-- begin --

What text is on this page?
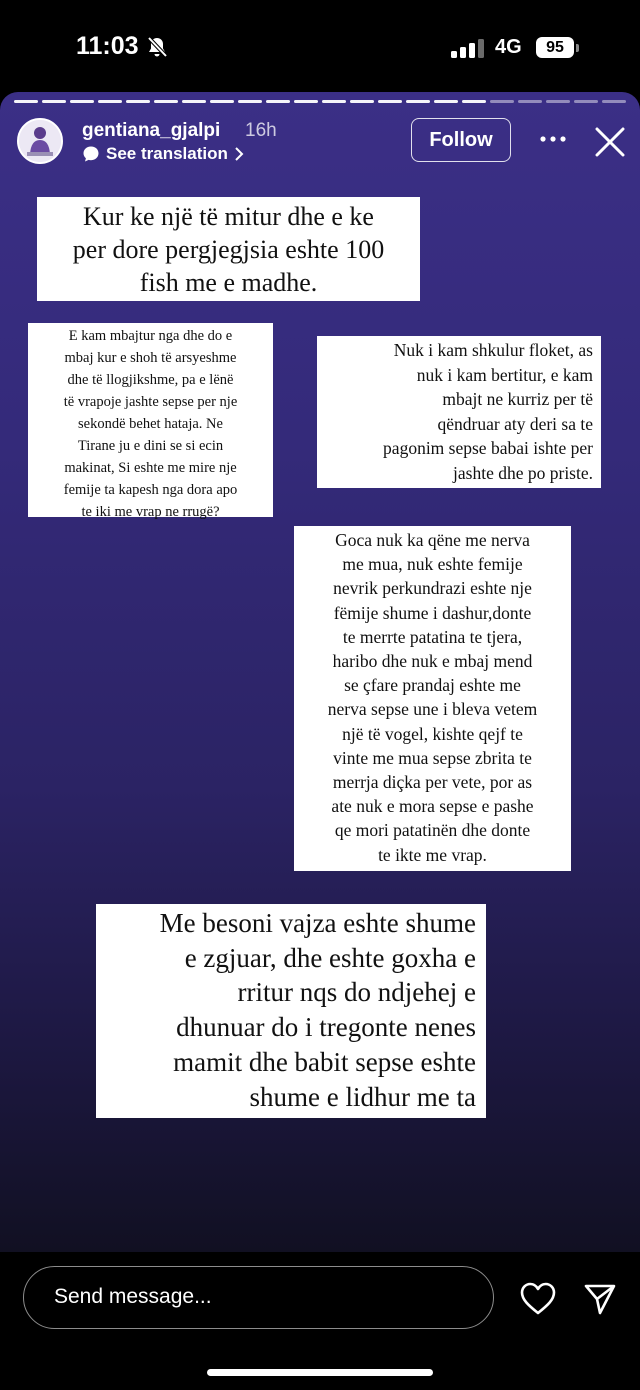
11:03	4G	95
gentiana_gjalpi 16h
See translation
Follow

Kur ke një të mitur dhe e ke

per dore pergjegjsia eshte 100

fish me e madhe.

E kam mbajtur nga dhe do e

mbaj kur e shoh të arsyeshme

dhe të llogjikshme, pa e lënë

të vrapoje jashte sepse per nje

sekondë behet hataja. Ne

Tirane ju e dini se si ecin

makinat, Si eshte me mire nje

femije ta kapesh nga dora apo

te iki me vrap ne rrugë?

Nuk i kam shkulur floket, as

nuk i kam bertitur, e kam

mbajt ne kurriz per të

qëndruar aty deri sa te

pagonim sepse babai ishte per

jashte dhe po priste.

Goca nuk ka qëne me nerva

me mua, nuk eshte femije

nevrik perkundrazi eshte nje

fëmije shume i dashur,donte

te merrte patatina te tjera,

haribo dhe nuk e mbaj mend

se çfare prandaj eshte me

nerva sepse une i bleva vetem

një të vogel, kishte qejf te

vinte me mua sepse zbrita te

merrja diçka per vete, por as

ate nuk e mora sepse e pashe

qe mori patatinën dhe donte

te ikte me vrap.

Me besoni vajza eshte shume

e zgjuar, dhe eshte goxha e

rritur nqs do ndjehej e

dhunuar do i tregonte nenes

mamit dhe babit sepse eshte

shume e lidhur me ta

Send message...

-- end --

> **WHAT TO DO**: Repeat all of the records verbatim, leaving out the pictures.

> **FULL ANSWER**:
What text is on this page?
11:03	4G	95
gentiana_gjalpi 16h
See translation
Follow

Kur ke një të mitur dhe e ke

per dore pergjegjsia eshte 100

fish me e madhe.

E kam mbajtur nga dhe do e

mbaj kur e shoh të arsyeshme

dhe të llogjikshme, pa e lënë

të vrapoje jashte sepse per nje

sekondë behet hataja. Ne

Tirane ju e dini se si ecin

makinat, Si eshte me mire nje

femije ta kapesh nga dora apo

te iki me vrap ne rrugë?

Nuk i kam shkulur floket, as

nuk i kam bertitur, e kam

mbajt ne kurriz per të

qëndruar aty deri sa te

pagonim sepse babai ishte per

jashte dhe po priste.

Goca nuk ka qëne me nerva

me mua, nuk eshte femije

nevrik perkundrazi eshte nje

fëmije shume i dashur,donte

te merrte patatina te tjera,

haribo dhe nuk e mbaj mend

se çfare prandaj eshte me

nerva sepse une i bleva vetem

një të vogel, kishte qejf te

vinte me mua sepse zbrita te

merrja diçka per vete, por as

ate nuk e mora sepse e pashe

qe mori patatinën dhe donte

te ikte me vrap.

Me besoni vajza eshte shume

e zgjuar, dhe eshte goxha e

rritur nqs do ndjehej e

dhunuar do i tregonte nenes

mamit dhe babit sepse eshte

shume e lidhur me ta

Send message...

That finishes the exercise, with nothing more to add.